*Exercise brief*. The data must be written out once more, precisely as given.
— START OF Data entries —
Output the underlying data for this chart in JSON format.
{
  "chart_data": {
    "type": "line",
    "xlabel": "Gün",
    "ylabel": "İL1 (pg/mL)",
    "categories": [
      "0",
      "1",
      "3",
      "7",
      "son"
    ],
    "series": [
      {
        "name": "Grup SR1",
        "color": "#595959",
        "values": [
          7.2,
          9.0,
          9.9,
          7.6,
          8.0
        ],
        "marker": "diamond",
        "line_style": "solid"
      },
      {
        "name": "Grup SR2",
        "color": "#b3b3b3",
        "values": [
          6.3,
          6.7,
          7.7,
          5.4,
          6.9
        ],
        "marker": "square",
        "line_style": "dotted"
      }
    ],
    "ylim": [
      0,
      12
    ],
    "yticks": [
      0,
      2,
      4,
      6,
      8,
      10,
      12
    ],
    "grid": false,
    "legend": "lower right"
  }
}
— END OF Data entries —
*Result*.
Output the underlying data for this chart in JSON format.
{
  "chart_data": {
    "type": "line",
    "xlabel": "Gün",
    "ylabel": "İL1 (pg/mL)",
    "categories": [
      "0",
      "1",
      "3",
      "7",
      "son"
    ],
    "series": [
      {
        "name": "Grup SR1",
        "color": "#595959",
        "values": [
          7.2,
          9.0,
          9.9,
          7.6,
          8.0
        ],
        "marker": "diamond",
        "line_style": "solid"
      },
      {
        "name": "Grup SR2",
        "color": "#b3b3b3",
        "values": [
          6.3,
          6.7,
          7.7,
          5.4,
          6.9
        ],
        "marker": "square",
        "line_style": "dotted"
      }
    ],
    "ylim": [
      0,
      12
    ],
    "yticks": [
      0,
      2,
      4,
      6,
      8,
      10,
      12
    ],
    "grid": false,
    "legend": "lower right"
  }
}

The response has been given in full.